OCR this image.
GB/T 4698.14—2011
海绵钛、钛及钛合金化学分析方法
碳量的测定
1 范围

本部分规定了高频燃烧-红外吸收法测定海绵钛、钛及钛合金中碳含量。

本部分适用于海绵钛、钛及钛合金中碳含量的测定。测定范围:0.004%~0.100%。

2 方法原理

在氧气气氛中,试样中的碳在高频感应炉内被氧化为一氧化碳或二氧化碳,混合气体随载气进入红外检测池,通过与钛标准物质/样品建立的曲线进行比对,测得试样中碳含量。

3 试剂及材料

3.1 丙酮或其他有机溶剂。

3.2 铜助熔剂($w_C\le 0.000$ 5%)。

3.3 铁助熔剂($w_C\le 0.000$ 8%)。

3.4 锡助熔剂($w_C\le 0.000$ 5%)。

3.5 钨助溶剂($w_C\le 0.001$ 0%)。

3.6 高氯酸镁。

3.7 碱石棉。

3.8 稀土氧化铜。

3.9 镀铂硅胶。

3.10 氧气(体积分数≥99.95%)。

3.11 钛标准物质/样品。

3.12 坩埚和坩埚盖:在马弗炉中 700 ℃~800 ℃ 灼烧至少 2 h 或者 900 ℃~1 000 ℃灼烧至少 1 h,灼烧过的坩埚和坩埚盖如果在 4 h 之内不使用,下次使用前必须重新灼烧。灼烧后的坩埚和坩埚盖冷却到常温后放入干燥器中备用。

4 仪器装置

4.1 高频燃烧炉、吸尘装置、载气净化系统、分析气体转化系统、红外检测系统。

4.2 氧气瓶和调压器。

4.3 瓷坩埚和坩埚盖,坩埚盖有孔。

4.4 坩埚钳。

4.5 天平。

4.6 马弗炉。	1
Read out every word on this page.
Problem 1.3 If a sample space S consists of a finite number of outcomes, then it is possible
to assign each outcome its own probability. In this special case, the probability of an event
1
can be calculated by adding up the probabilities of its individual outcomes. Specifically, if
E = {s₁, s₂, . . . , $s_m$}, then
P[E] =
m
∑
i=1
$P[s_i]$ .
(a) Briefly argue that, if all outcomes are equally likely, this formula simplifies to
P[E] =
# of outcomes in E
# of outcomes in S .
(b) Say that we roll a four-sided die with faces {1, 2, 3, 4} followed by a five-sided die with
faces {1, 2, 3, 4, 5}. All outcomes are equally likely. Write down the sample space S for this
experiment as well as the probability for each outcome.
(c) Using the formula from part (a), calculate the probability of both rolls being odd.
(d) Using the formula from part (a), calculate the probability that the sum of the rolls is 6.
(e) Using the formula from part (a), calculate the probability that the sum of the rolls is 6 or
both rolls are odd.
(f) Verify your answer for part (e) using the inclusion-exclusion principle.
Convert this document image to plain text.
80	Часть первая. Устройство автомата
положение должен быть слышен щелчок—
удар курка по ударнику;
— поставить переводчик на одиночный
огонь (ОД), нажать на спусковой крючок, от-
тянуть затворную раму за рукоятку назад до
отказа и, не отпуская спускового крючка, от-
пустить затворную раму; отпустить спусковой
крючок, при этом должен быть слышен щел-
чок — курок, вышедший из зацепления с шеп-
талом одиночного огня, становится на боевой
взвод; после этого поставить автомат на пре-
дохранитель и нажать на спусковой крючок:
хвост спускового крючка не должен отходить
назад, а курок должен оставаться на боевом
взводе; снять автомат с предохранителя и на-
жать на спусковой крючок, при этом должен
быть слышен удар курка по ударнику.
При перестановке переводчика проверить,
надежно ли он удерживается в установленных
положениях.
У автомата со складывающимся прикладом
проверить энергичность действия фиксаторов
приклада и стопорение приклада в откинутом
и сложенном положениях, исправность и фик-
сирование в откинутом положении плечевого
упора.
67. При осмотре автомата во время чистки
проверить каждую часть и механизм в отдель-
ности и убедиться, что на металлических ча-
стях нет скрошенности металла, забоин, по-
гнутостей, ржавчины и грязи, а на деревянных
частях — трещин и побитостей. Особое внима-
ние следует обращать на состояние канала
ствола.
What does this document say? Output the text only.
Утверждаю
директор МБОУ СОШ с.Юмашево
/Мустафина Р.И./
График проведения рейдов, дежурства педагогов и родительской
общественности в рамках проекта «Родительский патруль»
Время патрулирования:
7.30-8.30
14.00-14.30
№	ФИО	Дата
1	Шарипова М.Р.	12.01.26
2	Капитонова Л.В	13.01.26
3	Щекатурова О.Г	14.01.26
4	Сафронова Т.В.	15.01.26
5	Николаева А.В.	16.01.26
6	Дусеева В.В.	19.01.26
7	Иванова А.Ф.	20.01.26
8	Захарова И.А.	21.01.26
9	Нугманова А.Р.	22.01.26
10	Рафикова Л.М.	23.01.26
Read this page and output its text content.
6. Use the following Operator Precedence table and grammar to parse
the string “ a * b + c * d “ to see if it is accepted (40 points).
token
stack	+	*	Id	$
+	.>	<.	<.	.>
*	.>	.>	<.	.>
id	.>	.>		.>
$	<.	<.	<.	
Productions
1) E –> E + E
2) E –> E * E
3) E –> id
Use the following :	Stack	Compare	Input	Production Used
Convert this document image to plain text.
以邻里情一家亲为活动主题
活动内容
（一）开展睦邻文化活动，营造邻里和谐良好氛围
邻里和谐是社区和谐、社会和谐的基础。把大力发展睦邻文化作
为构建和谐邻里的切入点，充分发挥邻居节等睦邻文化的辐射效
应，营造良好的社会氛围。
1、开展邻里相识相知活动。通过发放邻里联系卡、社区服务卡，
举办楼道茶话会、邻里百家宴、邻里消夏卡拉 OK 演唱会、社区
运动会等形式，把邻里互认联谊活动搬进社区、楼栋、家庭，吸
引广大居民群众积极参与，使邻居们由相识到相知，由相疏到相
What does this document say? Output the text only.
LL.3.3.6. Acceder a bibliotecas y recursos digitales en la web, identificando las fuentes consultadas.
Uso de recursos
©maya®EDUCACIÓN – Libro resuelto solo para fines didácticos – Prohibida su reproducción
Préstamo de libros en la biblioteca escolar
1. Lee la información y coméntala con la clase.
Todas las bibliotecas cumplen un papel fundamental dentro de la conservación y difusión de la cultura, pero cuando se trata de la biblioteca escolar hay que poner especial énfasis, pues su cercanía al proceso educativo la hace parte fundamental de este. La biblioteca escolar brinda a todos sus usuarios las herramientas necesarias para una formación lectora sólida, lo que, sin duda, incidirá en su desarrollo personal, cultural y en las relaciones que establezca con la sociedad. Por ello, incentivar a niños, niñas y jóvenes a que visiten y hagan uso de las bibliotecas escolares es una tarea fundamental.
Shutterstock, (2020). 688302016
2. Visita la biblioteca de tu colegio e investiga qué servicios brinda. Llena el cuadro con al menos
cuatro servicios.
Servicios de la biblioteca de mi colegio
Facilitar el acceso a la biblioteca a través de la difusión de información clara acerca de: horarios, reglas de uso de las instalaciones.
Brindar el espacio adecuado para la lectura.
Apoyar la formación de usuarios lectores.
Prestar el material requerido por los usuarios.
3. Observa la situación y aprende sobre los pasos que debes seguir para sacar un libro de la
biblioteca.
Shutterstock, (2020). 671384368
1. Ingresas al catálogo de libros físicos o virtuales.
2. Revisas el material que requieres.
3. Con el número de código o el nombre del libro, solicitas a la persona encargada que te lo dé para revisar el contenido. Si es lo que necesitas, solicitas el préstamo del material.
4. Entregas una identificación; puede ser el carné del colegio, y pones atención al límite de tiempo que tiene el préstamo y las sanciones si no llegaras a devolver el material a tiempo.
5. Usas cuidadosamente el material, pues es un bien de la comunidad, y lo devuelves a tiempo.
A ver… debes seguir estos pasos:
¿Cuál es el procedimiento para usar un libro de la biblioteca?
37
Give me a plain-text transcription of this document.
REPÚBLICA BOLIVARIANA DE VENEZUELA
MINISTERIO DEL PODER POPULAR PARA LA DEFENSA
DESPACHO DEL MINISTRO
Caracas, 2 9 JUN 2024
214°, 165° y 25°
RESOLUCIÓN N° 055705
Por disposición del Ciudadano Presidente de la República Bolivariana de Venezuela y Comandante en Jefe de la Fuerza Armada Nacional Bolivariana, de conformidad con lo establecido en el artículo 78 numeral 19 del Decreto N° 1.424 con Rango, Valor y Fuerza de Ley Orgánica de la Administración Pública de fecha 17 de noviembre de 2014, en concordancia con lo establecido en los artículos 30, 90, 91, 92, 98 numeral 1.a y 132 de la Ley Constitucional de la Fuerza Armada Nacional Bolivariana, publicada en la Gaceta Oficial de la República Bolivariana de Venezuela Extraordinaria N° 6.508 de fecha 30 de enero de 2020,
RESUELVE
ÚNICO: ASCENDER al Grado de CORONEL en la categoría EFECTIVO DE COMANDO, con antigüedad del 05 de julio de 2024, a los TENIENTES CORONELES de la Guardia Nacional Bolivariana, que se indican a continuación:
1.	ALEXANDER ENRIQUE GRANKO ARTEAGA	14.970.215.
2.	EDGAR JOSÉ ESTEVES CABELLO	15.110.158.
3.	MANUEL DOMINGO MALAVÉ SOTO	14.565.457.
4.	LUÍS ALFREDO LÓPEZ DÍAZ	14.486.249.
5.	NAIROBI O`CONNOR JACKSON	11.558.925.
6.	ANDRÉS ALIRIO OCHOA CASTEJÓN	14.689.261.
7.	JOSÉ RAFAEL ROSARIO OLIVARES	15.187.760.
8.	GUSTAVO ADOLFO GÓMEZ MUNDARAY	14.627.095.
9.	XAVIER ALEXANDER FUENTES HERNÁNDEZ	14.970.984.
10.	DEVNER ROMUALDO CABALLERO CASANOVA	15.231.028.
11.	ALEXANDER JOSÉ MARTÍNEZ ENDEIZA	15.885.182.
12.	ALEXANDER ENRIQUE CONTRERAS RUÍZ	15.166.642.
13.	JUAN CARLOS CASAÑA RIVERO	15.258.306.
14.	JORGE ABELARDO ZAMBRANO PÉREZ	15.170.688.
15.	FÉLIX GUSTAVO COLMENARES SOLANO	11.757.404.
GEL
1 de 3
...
+--
### To be done
Among the lines of the data, identify those with the word "нажать". Copy each of them.

### Output below
огонь (ОД), нажать на спусковой крючок, от-
дохранитель и нажать на спусковой крючок:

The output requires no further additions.